[Written task]: Copy out each line in the material below that has the word "been".

[Data excerpts]
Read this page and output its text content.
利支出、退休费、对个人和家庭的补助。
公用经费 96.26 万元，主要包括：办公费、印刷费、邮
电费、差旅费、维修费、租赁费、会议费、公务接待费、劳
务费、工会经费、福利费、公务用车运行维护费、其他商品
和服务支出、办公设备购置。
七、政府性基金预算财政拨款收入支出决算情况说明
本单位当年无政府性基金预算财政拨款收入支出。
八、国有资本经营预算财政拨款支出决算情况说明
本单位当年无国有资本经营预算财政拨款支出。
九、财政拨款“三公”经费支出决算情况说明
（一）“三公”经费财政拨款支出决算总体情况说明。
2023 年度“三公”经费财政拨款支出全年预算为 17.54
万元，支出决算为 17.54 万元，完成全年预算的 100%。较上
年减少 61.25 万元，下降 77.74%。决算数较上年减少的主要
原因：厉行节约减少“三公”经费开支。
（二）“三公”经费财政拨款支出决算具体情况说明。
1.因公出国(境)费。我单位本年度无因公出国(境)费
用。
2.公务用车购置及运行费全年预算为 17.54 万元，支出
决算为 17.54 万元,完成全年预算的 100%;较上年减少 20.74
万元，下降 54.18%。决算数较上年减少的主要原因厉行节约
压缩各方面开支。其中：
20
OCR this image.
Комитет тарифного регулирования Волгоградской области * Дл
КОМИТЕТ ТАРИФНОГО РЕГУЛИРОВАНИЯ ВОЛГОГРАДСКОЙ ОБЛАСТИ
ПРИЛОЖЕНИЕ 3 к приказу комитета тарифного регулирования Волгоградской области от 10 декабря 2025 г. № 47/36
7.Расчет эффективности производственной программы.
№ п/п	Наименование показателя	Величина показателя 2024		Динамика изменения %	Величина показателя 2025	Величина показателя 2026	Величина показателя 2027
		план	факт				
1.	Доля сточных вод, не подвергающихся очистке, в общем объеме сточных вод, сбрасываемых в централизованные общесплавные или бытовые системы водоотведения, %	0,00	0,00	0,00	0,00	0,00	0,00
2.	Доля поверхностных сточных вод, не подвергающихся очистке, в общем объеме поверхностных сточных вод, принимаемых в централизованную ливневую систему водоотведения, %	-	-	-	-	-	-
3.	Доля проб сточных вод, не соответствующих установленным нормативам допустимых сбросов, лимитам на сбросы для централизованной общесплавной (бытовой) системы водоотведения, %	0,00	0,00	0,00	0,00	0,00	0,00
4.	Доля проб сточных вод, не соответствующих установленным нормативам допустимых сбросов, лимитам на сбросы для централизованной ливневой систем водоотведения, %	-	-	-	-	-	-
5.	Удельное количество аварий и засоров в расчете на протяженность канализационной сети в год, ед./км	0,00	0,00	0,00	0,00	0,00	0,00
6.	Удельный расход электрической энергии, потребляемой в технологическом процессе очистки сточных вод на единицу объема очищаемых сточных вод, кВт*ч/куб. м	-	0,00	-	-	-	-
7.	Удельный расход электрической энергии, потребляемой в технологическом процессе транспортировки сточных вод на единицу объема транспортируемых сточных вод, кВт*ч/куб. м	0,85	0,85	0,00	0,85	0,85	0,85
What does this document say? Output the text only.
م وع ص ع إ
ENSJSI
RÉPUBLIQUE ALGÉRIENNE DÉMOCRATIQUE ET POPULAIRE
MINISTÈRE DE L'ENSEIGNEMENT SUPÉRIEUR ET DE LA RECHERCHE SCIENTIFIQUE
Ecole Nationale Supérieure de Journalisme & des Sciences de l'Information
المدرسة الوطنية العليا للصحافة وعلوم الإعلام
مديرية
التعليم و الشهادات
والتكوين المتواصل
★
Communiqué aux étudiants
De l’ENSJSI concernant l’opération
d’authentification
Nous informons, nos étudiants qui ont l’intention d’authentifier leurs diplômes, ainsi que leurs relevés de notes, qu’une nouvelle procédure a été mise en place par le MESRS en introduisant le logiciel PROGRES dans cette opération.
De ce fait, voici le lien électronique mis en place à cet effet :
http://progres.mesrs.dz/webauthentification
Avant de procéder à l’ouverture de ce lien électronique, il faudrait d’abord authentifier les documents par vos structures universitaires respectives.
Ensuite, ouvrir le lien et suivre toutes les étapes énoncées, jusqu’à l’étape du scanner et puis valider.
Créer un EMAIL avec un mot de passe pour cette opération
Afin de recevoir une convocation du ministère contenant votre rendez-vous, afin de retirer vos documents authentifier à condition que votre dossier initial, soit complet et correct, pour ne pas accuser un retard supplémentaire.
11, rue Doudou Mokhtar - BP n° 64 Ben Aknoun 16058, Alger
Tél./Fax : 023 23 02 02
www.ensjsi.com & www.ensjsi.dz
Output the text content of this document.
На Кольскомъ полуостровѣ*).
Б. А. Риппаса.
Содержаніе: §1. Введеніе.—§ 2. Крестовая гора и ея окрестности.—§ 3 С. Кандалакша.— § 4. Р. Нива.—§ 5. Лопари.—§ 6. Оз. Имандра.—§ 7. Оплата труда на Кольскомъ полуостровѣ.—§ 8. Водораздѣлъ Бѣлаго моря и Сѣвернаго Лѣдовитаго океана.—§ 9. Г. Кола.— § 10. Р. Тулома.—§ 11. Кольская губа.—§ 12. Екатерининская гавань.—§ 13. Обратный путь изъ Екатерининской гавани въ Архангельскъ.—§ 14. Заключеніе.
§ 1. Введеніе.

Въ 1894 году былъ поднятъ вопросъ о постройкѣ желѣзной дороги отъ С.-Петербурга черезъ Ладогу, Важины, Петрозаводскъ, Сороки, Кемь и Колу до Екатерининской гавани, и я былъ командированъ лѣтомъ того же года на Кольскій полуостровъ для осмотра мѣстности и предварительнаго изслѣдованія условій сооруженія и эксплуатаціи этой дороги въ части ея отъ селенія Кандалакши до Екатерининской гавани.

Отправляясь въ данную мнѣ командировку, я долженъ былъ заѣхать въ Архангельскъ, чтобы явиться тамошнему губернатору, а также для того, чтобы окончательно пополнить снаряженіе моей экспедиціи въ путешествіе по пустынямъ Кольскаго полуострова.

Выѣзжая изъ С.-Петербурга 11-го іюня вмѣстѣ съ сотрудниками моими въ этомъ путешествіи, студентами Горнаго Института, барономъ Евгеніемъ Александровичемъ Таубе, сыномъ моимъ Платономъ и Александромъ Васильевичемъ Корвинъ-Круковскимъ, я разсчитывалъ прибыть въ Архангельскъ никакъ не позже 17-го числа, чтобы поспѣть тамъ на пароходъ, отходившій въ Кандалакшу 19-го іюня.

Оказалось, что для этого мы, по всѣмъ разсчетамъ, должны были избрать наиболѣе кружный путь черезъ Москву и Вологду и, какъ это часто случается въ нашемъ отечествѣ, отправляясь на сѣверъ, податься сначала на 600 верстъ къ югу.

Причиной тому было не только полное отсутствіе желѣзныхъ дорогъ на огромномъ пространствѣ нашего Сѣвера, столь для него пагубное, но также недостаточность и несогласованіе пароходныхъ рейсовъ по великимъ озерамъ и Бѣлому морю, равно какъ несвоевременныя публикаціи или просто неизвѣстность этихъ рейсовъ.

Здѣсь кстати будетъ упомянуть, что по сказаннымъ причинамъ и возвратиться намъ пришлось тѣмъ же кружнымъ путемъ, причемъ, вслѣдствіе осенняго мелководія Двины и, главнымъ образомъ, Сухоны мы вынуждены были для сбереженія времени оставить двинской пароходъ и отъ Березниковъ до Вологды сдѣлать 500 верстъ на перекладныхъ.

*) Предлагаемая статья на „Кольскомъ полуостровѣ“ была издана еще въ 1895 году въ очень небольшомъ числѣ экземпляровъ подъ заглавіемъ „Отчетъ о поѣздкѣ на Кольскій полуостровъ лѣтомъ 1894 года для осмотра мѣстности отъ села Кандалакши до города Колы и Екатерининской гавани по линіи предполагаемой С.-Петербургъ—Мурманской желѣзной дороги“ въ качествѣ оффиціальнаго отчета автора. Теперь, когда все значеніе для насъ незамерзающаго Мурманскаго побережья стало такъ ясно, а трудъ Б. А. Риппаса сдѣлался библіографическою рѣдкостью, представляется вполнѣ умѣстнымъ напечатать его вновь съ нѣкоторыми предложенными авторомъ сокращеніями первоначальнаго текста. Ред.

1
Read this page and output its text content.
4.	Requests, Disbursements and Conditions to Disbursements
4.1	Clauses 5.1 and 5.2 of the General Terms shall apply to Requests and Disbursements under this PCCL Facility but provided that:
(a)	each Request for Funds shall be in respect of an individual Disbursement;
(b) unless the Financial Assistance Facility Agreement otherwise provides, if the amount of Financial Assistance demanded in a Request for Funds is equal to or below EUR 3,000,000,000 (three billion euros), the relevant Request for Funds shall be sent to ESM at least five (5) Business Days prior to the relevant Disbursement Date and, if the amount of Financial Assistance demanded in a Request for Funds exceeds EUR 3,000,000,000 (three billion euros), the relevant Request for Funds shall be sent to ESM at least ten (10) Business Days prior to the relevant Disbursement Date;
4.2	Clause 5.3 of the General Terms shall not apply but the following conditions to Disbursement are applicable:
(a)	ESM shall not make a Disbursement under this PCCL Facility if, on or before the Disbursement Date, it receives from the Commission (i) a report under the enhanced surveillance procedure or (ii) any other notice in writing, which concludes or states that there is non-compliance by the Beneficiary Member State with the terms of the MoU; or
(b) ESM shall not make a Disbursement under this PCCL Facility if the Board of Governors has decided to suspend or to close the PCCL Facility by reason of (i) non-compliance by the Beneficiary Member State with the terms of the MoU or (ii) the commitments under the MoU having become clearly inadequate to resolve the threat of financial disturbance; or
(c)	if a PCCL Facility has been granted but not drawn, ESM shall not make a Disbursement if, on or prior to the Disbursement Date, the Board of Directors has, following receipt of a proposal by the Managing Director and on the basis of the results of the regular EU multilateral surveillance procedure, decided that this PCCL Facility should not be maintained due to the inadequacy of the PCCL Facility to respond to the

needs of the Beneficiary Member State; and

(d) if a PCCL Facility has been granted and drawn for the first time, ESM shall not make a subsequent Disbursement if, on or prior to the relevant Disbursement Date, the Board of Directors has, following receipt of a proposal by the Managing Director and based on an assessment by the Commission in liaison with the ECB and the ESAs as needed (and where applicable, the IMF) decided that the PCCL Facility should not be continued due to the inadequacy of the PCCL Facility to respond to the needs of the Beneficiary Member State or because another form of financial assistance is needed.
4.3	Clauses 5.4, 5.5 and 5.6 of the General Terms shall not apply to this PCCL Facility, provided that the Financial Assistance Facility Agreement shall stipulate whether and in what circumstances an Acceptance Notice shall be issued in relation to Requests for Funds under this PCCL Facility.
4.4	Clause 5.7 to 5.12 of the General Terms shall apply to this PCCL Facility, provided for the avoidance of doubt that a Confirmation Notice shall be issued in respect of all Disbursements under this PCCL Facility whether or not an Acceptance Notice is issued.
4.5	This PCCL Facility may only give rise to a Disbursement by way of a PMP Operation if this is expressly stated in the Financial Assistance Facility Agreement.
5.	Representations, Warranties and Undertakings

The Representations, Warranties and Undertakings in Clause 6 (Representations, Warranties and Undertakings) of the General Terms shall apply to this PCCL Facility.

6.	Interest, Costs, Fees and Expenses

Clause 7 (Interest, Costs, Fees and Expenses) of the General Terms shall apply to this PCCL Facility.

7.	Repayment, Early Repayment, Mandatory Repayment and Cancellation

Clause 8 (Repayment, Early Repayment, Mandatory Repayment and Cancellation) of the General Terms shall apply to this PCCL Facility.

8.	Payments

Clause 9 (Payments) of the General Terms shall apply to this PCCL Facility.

[Exercise output]:
(c)	if a PCCL Facility has been granted but not drawn, ESM shall not make a Disbursement if, on or prior to the Disbursement Date, the Board of Directors has, following receipt of a proposal by the Managing Director and on the basis of the results of the regular EU multilateral surveillance procedure, decided that this PCCL Facility should not be maintained due to the inadequacy of the PCCL Facility to respond to the
(d) if a PCCL Facility has been granted and drawn for the first time, ESM shall not make a subsequent Disbursement if, on or prior to the relevant Disbursement Date, the Board of Directors has, following receipt of a proposal by the Managing Director and based on an assessment by the Commission in liaison with the ECB and the ESAs as needed (and where applicable, the IMF) decided that the PCCL Facility should not be continued due to the inadequacy of the PCCL Facility to respond to the needs of the Beneficiary Member State or because another form of financial assistance is needed.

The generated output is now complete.